:: WHAT TO PRODUCE ::
Can you recast every line of the items below as a JSON list of strings, one string per line, leaving out blank lines?

%%

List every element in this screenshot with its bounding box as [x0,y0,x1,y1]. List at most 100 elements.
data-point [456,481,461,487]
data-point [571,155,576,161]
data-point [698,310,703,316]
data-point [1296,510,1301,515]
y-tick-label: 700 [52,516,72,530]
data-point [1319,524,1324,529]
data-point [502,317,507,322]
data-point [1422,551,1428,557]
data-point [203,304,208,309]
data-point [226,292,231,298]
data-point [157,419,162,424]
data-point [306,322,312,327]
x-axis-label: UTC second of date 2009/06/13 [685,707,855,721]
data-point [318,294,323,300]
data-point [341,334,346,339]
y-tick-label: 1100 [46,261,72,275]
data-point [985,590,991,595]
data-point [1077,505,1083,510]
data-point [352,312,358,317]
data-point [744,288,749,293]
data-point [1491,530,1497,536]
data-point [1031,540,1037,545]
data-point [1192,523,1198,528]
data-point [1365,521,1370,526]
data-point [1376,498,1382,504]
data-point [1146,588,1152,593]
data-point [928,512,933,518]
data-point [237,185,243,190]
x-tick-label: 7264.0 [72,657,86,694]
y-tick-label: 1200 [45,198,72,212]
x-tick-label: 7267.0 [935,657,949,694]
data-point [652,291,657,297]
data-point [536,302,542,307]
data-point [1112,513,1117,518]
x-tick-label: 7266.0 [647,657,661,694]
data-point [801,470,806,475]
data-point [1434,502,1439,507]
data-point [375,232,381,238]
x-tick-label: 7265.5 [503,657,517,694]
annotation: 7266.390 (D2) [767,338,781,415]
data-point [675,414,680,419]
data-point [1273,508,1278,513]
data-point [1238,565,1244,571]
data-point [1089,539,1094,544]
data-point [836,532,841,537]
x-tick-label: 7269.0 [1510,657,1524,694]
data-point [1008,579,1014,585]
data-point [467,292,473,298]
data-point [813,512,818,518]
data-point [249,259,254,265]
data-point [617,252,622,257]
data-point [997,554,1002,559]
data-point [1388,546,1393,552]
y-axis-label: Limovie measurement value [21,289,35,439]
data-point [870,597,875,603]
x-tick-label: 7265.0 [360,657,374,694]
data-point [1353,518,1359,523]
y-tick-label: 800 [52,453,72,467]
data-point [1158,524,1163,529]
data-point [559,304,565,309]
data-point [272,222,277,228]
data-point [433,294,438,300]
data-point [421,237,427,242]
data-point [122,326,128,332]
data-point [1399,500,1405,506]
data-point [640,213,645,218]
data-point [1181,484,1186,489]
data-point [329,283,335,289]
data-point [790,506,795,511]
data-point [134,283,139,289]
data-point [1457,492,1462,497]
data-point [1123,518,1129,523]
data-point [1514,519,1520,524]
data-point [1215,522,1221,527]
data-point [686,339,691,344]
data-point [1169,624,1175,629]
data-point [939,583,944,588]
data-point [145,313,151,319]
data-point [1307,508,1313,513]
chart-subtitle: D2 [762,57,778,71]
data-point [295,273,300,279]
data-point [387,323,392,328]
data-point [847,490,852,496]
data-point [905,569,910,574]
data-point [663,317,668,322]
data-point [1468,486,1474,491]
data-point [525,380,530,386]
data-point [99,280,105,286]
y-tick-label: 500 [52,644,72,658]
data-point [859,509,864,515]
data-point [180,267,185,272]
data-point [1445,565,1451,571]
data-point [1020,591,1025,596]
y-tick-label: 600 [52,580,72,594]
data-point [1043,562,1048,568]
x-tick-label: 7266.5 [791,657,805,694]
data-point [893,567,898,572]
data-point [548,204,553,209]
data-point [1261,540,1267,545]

%%

:: SOLVED PROBLEM ::
[
  "List every element in this screenshot with its bounding box as [x0,y0,x1,y1]. List at most 100 elements.",
  "data-point [456,481,461,487]",
  "data-point [571,155,576,161]",
  "data-point [698,310,703,316]",
  "data-point [1296,510,1301,515]",
  "y-tick-label: 700 [52,516,72,530]",
  "data-point [1319,524,1324,529]",
  "data-point [502,317,507,322]",
  "data-point [1422,551,1428,557]",
  "data-point [203,304,208,309]",
  "data-point [226,292,231,298]",
  "data-point [157,419,162,424]",
  "data-point [306,322,312,327]",
  "x-axis-label: UTC second of date 2009/06/13 [685,707,855,721]",
  "data-point [318,294,323,300]",
  "data-point [341,334,346,339]",
  "y-tick-label: 1100 [46,261,72,275]",
  "data-point [985,590,991,595]",
  "data-point [1077,505,1083,510]",
  "data-point [352,312,358,317]",
  "data-point [744,288,749,293]",
  "data-point [1491,530,1497,536]",
  "data-point [1031,540,1037,545]",
  "data-point [1192,523,1198,528]",
  "data-point [1365,521,1370,526]",
  "data-point [1376,498,1382,504]",
  "data-point [1146,588,1152,593]",
  "data-point [928,512,933,518]",
  "data-point [237,185,243,190]",
  "x-tick-label: 7264.0 [72,657,86,694]",
  "y-tick-label: 1200 [45,198,72,212]",
  "x-tick-label: 7267.0 [935,657,949,694]",
  "data-point [652,291,657,297]",
  "data-point [536,302,542,307]",
  "data-point [1112,513,1117,518]",
  "x-tick-label: 7266.0 [647,657,661,694]",
  "data-point [801,470,806,475]",
  "data-point [1434,502,1439,507]",
  "data-point [375,232,381,238]",
  "x-tick-label: 7265.5 [503,657,517,694]",
  "annotation: 7266.390 (D2) [767,338,781,415]",
  "data-point [675,414,680,419]",
  "data-point [1273,508,1278,513]",
  "data-point [1238,565,1244,571]",
  "data-point [1089,539,1094,544]",
  "data-point [836,532,841,537]",
  "x-tick-label: 7269.0 [1510,657,1524,694]",
  "data-point [1008,579,1014,585]",
  "data-point [467,292,473,298]",
  "data-point [813,512,818,518]",
  "data-point [249,259,254,265]",
  "data-point [617,252,622,257]",
  "data-point [997,554,1002,559]",
  "data-point [1388,546,1393,552]",
  "y-axis-label: Limovie measurement value [21,289,35,439]",
  "data-point [870,597,875,603]",
  "x-tick-label: 7265.0 [360,657,374,694]",
  "data-point [1353,518,1359,523]",
  "y-tick-label: 800 [52,453,72,467]",
  "data-point [1158,524,1163,529]",
  "data-point [559,304,565,309]",
  "data-point [272,222,277,228]",
  "data-point [433,294,438,300]",
  "data-point [421,237,427,242]",
  "data-point [122,326,128,332]",
  "data-point [1399,500,1405,506]",
  "data-point [640,213,645,218]",
  "data-point [1181,484,1186,489]",
  "data-point [329,283,335,289]",
  "data-point [790,506,795,511]",
  "data-point [134,283,139,289]",
  "data-point [1457,492,1462,497]",
  "data-point [1123,518,1129,523]",
  "data-point [1514,519,1520,524]",
  "data-point [1215,522,1221,527]",
  "data-point [686,339,691,344]",
  "data-point [1169,624,1175,629]",
  "data-point [939,583,944,588]",
  "data-point [145,313,151,319]",
  "data-point [1307,508,1313,513]",
  "chart-subtitle: D2 [762,57,778,71]",
  "data-point [295,273,300,279]",
  "data-point [387,323,392,328]",
  "data-point [847,490,852,496]",
  "data-point [905,569,910,574]",
  "data-point [663,317,668,322]",
  "data-point [1468,486,1474,491]",
  "data-point [525,380,530,386]",
  "data-point [99,280,105,286]",
  "y-tick-label: 500 [52,644,72,658]",
  "data-point [859,509,864,515]",
  "data-point [180,267,185,272]",
  "data-point [1445,565,1451,571]",
  "data-point [1020,591,1025,596]",
  "y-tick-label: 600 [52,580,72,594]",
  "data-point [1043,562,1048,568]",
  "x-tick-label: 7266.5 [791,657,805,694]",
  "data-point [893,567,898,572]",
  "data-point [548,204,553,209]",
  "data-point [1261,540,1267,545]"
]